• [WHAT IS ASKED]: Return each line of the material below verbatim, adding nothing and omitting nothing.

• [INPUT]:
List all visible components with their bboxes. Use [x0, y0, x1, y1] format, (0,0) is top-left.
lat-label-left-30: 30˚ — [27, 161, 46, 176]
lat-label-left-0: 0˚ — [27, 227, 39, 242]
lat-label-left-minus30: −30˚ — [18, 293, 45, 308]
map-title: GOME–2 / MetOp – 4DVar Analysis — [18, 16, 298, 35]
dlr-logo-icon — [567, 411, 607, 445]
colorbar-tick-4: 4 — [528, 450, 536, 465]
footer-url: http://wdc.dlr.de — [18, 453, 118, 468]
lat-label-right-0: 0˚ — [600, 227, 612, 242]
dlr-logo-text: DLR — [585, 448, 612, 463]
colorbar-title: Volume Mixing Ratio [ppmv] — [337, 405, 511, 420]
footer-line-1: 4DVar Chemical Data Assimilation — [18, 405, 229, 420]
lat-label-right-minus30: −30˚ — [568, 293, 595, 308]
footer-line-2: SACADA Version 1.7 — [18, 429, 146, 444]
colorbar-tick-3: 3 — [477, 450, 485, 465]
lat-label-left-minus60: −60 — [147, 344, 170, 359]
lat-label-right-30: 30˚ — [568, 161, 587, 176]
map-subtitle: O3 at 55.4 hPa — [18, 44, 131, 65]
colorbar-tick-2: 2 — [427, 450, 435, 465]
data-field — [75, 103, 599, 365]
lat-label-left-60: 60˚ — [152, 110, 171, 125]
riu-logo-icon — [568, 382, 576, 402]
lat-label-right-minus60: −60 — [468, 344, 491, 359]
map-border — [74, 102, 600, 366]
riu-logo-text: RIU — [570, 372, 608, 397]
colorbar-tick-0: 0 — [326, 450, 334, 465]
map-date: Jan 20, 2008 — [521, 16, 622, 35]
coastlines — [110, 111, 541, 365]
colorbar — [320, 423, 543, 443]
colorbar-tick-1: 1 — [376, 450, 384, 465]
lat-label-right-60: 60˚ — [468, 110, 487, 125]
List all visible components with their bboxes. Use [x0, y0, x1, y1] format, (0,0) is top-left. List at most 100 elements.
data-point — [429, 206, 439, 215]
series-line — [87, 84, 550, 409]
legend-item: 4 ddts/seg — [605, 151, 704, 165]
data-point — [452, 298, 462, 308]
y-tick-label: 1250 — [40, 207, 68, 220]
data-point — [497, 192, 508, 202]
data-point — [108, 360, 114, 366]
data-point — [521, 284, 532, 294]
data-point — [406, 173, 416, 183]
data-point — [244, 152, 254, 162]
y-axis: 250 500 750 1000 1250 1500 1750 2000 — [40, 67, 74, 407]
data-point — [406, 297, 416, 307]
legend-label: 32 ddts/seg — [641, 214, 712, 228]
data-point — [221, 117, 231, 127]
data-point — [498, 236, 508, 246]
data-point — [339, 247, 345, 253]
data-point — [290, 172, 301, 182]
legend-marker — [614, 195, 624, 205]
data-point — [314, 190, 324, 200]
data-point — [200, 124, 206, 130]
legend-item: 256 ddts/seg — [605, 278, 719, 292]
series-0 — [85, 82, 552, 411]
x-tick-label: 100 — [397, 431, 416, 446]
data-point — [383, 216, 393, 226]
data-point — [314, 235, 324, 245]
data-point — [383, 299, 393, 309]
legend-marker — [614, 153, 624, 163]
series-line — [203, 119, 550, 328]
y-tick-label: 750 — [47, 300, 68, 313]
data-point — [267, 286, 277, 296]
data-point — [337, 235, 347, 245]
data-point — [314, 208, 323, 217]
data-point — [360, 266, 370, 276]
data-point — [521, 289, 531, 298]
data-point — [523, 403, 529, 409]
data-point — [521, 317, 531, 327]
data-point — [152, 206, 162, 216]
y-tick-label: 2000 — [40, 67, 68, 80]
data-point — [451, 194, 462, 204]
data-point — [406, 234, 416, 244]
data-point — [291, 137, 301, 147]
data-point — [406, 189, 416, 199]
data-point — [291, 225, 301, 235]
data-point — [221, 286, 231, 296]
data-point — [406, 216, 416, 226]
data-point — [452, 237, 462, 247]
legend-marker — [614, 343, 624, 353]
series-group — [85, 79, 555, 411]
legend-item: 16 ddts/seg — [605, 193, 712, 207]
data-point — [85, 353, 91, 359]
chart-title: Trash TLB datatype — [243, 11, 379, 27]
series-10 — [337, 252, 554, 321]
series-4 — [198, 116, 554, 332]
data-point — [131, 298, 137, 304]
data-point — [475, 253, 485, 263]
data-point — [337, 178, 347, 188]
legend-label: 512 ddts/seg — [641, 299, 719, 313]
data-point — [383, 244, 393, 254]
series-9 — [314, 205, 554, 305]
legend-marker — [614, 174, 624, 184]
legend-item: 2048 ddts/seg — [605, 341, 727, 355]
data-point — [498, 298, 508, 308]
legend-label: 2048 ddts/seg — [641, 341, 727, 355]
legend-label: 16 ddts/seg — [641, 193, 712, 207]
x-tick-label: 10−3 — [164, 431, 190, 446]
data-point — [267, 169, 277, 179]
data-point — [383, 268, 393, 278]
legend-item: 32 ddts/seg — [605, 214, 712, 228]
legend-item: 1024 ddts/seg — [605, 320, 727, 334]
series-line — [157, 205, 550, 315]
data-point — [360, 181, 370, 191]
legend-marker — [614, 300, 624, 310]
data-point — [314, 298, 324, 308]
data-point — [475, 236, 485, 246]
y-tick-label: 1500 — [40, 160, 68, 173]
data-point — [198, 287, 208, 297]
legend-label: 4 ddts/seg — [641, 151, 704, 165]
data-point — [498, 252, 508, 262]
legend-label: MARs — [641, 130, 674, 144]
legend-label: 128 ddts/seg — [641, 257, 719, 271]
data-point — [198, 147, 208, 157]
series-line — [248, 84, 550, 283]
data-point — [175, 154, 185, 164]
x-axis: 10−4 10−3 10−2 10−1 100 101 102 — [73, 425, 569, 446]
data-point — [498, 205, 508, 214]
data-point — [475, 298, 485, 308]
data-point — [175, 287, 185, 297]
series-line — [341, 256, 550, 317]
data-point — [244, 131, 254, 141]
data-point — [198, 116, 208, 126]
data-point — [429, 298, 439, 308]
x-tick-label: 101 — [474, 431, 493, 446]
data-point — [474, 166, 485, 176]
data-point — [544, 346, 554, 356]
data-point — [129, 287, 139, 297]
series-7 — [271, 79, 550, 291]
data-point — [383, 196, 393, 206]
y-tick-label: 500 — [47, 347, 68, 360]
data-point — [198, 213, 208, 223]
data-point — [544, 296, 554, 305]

• [RESPONSE BELOW]:
List all visible components with their bboxes. Use [x0, y0, x1, y1] format, (0,0) is top-left.
lat-label-left-30: 30˚ — [27, 161, 46, 176]
lat-label-left-0: 0˚ — [27, 227, 39, 242]
lat-label-left-minus30: −30˚ — [18, 293, 45, 308]
map-title: GOME–2 / MetOp – 4DVar Analysis — [18, 16, 298, 35]
dlr-logo-icon — [567, 411, 607, 445]
colorbar-tick-4: 4 — [528, 450, 536, 465]
footer-url: http://wdc.dlr.de — [18, 453, 118, 468]
lat-label-right-0: 0˚ — [600, 227, 612, 242]
dlr-logo-text: DLR — [585, 448, 612, 463]
colorbar-title: Volume Mixing Ratio [ppmv] — [337, 405, 511, 420]
footer-line-1: 4DVar Chemical Data Assimilation — [18, 405, 229, 420]
lat-label-right-minus30: −30˚ — [568, 293, 595, 308]
footer-line-2: SACADA Version 1.7 — [18, 429, 146, 444]
colorbar-tick-3: 3 — [477, 450, 485, 465]
lat-label-left-minus60: −60 — [147, 344, 170, 359]
lat-label-right-30: 30˚ — [568, 161, 587, 176]
map-subtitle: O3 at 55.4 hPa — [18, 44, 131, 65]
colorbar-tick-2: 2 — [427, 450, 435, 465]
data-field — [75, 103, 599, 365]
lat-label-left-60: 60˚ — [152, 110, 171, 125]
riu-logo-icon — [568, 382, 576, 402]
lat-label-right-minus60: −60 — [468, 344, 491, 359]
map-border — [74, 102, 600, 366]
riu-logo-text: RIU — [570, 372, 608, 397]
colorbar-tick-0: 0 — [326, 450, 334, 465]
map-date: Jan 20, 2008 — [521, 16, 622, 35]
coastlines — [110, 111, 541, 365]
colorbar — [320, 423, 543, 443]
colorbar-tick-1: 1 — [376, 450, 384, 465]
lat-label-right-60: 60˚ — [468, 110, 487, 125]
List all visible components with their bboxes. Use [x0, y0, x1, y1] format, (0,0) is top-left. List at most 100 elements.
data-point — [429, 206, 439, 215]
series-line — [87, 84, 550, 409]
legend-item: 4 ddts/seg — [605, 151, 704, 165]
data-point — [452, 298, 462, 308]
y-tick-label: 1250 — [40, 207, 68, 220]
data-point — [497, 192, 508, 202]
data-point — [108, 360, 114, 366]
data-point — [521, 284, 532, 294]
data-point — [406, 173, 416, 183]
data-point — [244, 152, 254, 162]
y-axis: 250 500 750 1000 1250 1500 1750 2000 — [40, 67, 74, 407]
data-point — [406, 297, 416, 307]
legend-label: 32 ddts/seg — [641, 214, 712, 228]
data-point — [221, 117, 231, 127]
data-point — [498, 236, 508, 246]
data-point — [339, 247, 345, 253]
data-point — [290, 172, 301, 182]
legend-marker — [614, 195, 624, 205]
data-point — [314, 190, 324, 200]
data-point — [200, 124, 206, 130]
legend-item: 256 ddts/seg — [605, 278, 719, 292]
series-0 — [85, 82, 552, 411]
x-tick-label: 100 — [397, 431, 416, 446]
data-point — [383, 216, 393, 226]
data-point — [314, 235, 324, 245]
data-point — [383, 299, 393, 309]
legend-marker — [614, 153, 624, 163]
series-line — [203, 119, 550, 328]
y-tick-label: 750 — [47, 300, 68, 313]
data-point — [267, 286, 277, 296]
data-point — [337, 235, 347, 245]
data-point — [314, 208, 323, 217]
data-point — [360, 266, 370, 276]
data-point — [521, 289, 531, 298]
data-point — [523, 403, 529, 409]
data-point — [521, 317, 531, 327]
data-point — [152, 206, 162, 216]
y-tick-label: 2000 — [40, 67, 68, 80]
data-point — [451, 194, 462, 204]
data-point — [406, 234, 416, 244]
data-point — [291, 137, 301, 147]
data-point — [406, 189, 416, 199]
data-point — [291, 225, 301, 235]
data-point — [221, 286, 231, 296]
data-point — [406, 216, 416, 226]
data-point — [452, 237, 462, 247]
legend-marker — [614, 343, 624, 353]
series-group — [85, 79, 555, 411]
legend-item: 16 ddts/seg — [605, 193, 712, 207]
data-point — [85, 353, 91, 359]
chart-title: Trash TLB datatype — [243, 11, 379, 27]
series-10 — [337, 252, 554, 321]
series-4 — [198, 116, 554, 332]
data-point — [131, 298, 137, 304]
data-point — [475, 253, 485, 263]
data-point — [337, 178, 347, 188]
legend-label: 512 ddts/seg — [641, 299, 719, 313]
data-point — [383, 244, 393, 254]
series-9 — [314, 205, 554, 305]
legend-marker — [614, 174, 624, 184]
legend-item: 2048 ddts/seg — [605, 341, 727, 355]
data-point — [498, 298, 508, 308]
legend-label: 2048 ddts/seg — [641, 341, 727, 355]
legend-label: 16 ddts/seg — [641, 193, 712, 207]
x-tick-label: 10−3 — [164, 431, 190, 446]
data-point — [267, 169, 277, 179]
data-point — [383, 268, 393, 278]
legend-item: 32 ddts/seg — [605, 214, 712, 228]
legend-item: 1024 ddts/seg — [605, 320, 727, 334]
series-line — [157, 205, 550, 315]
data-point — [360, 181, 370, 191]
legend-marker — [614, 300, 624, 310]
data-point — [314, 298, 324, 308]
data-point — [475, 236, 485, 246]
y-tick-label: 1500 — [40, 160, 68, 173]
data-point — [198, 287, 208, 297]
legend-label: 4 ddts/seg — [641, 151, 704, 165]
data-point — [498, 252, 508, 262]
legend-label: MARs — [641, 130, 674, 144]
legend-label: 128 ddts/seg — [641, 257, 719, 271]
data-point — [198, 147, 208, 157]
series-line — [248, 84, 550, 283]
data-point — [175, 154, 185, 164]
x-axis: 10−4 10−3 10−2 10−1 100 101 102 — [73, 425, 569, 446]
data-point — [498, 205, 508, 214]
data-point — [475, 298, 485, 308]
data-point — [175, 287, 185, 297]
series-line — [341, 256, 550, 317]
data-point — [244, 131, 254, 141]
data-point — [198, 116, 208, 126]
data-point — [429, 298, 439, 308]
x-tick-label: 101 — [474, 431, 493, 446]
data-point — [474, 166, 485, 176]
data-point — [544, 346, 554, 356]
data-point — [129, 287, 139, 297]
series-7 — [271, 79, 550, 291]
data-point — [383, 196, 393, 206]
y-tick-label: 500 — [47, 347, 68, 360]
data-point — [198, 213, 208, 223]
data-point — [544, 296, 554, 305]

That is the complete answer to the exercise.